What the exercise asks:
Go through the material and return every line that contains the string "등록번호".

Input data:
= = = = = = =
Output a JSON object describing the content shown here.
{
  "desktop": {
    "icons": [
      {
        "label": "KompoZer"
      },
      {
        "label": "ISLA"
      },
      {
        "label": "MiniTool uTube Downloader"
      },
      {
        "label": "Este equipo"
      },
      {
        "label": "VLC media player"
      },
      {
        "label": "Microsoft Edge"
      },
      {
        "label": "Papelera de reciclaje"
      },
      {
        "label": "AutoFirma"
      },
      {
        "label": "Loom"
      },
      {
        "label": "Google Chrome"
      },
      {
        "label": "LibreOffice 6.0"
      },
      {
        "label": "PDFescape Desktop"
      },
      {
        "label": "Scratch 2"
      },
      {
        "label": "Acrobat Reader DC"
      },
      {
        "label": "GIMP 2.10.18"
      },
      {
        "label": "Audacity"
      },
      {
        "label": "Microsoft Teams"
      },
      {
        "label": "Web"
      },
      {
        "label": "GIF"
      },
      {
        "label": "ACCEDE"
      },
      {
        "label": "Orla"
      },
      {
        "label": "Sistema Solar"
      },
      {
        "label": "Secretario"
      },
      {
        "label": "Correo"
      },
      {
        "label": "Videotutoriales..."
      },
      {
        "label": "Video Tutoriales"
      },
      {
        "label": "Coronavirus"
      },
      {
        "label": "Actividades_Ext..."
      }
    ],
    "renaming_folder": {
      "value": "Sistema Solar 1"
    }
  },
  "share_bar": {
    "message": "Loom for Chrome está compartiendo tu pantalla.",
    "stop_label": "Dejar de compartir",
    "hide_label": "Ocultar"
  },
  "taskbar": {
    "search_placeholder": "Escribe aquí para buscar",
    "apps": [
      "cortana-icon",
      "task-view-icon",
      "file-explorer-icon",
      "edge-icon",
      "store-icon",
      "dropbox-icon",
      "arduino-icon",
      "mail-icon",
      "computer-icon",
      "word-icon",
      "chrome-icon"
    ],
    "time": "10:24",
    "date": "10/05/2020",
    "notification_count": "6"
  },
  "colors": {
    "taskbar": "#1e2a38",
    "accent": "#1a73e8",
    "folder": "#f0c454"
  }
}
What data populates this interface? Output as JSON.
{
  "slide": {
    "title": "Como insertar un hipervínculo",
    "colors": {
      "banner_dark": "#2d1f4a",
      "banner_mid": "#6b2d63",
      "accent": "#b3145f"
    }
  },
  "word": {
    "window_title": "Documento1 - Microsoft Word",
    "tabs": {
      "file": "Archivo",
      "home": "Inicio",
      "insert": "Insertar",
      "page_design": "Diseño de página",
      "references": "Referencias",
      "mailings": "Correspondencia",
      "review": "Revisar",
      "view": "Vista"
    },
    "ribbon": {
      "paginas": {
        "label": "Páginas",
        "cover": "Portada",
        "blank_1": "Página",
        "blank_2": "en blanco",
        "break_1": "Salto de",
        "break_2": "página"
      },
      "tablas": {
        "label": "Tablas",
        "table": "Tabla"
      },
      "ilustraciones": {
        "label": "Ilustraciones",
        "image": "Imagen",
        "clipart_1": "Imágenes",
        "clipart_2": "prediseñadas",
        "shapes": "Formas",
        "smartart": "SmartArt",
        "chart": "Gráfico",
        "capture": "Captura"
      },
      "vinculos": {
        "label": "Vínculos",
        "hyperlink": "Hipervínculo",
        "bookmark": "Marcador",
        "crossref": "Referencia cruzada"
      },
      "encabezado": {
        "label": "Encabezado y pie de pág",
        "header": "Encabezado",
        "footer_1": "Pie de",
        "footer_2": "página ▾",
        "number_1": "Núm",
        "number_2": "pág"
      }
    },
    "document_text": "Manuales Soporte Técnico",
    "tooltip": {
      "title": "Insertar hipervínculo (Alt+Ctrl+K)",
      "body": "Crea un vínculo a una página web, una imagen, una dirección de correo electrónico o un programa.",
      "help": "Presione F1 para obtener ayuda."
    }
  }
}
= = = = = = =
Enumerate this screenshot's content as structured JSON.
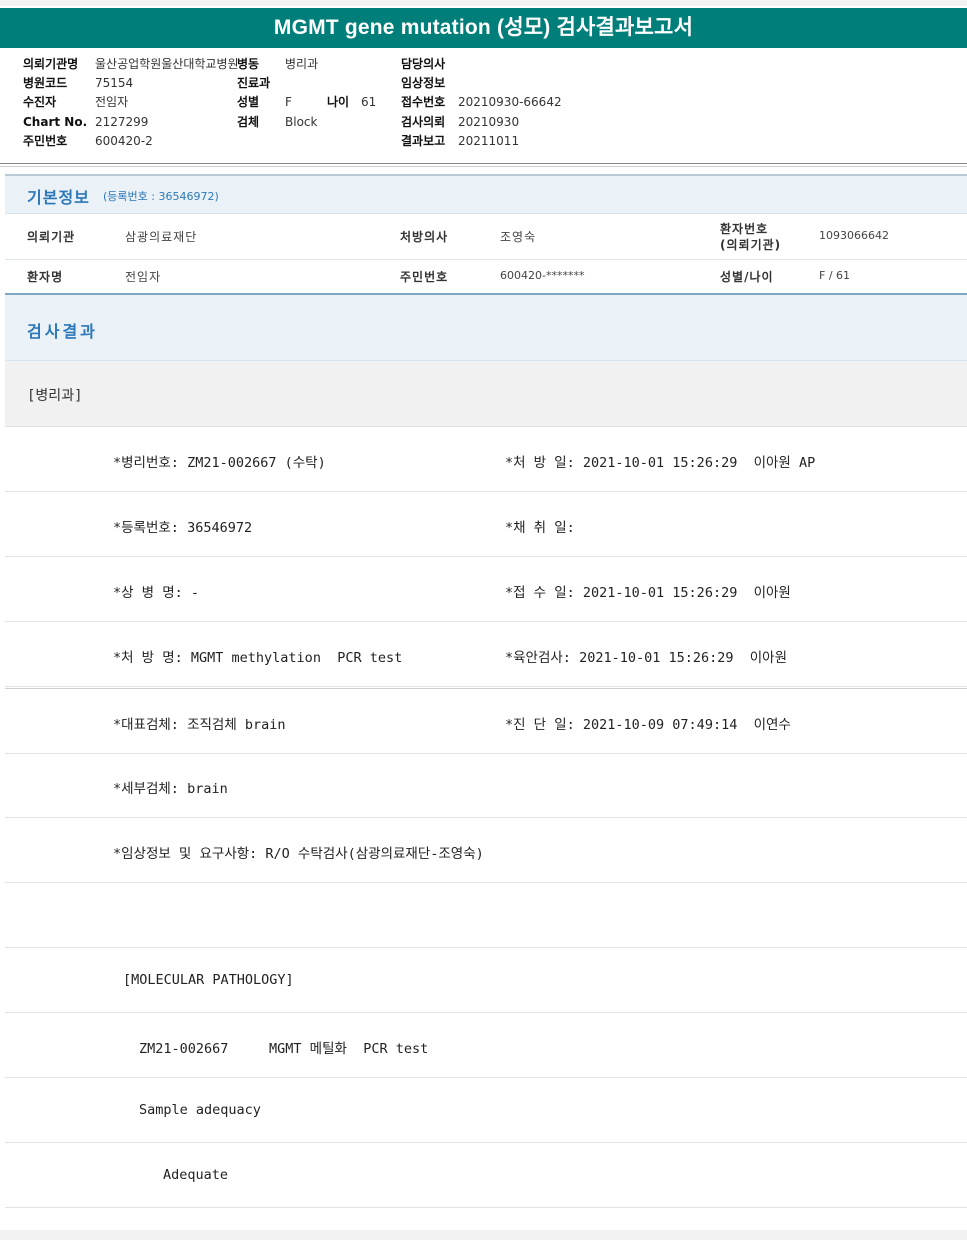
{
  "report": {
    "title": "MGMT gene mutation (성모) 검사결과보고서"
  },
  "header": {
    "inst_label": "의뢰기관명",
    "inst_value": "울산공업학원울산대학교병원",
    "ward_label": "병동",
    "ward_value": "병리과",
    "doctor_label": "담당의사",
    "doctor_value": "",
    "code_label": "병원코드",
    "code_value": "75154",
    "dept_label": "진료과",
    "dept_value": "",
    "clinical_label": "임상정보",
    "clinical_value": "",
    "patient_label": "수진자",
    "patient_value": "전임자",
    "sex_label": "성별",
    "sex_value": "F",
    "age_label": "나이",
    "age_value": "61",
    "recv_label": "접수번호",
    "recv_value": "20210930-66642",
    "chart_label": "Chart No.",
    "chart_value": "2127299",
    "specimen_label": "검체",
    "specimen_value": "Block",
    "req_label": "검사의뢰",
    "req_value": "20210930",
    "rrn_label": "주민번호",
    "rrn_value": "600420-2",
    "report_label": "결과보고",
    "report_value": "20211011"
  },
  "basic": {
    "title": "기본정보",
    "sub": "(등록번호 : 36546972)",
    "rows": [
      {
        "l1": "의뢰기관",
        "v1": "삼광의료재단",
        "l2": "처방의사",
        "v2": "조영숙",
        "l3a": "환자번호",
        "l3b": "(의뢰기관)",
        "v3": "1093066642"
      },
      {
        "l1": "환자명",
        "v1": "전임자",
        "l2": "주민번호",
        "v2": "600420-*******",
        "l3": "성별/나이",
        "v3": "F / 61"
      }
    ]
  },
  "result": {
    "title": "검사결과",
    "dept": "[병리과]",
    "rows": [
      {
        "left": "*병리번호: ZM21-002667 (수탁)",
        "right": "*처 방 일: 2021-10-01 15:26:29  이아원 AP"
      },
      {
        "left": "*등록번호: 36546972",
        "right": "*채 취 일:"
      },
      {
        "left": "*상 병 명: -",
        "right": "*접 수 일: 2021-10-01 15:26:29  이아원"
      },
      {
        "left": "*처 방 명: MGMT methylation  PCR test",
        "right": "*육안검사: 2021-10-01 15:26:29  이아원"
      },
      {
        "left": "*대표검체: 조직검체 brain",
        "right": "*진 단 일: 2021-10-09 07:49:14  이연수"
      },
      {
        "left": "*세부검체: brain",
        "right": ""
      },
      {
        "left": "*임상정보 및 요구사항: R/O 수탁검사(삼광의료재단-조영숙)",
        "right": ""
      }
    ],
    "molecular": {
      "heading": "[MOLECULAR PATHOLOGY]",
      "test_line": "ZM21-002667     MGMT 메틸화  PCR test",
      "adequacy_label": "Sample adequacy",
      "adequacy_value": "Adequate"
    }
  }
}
= = = = = = =
Solution:
    "sub": "(등록번호 : 36546972)",
        "left": "*등록번호: 36546972",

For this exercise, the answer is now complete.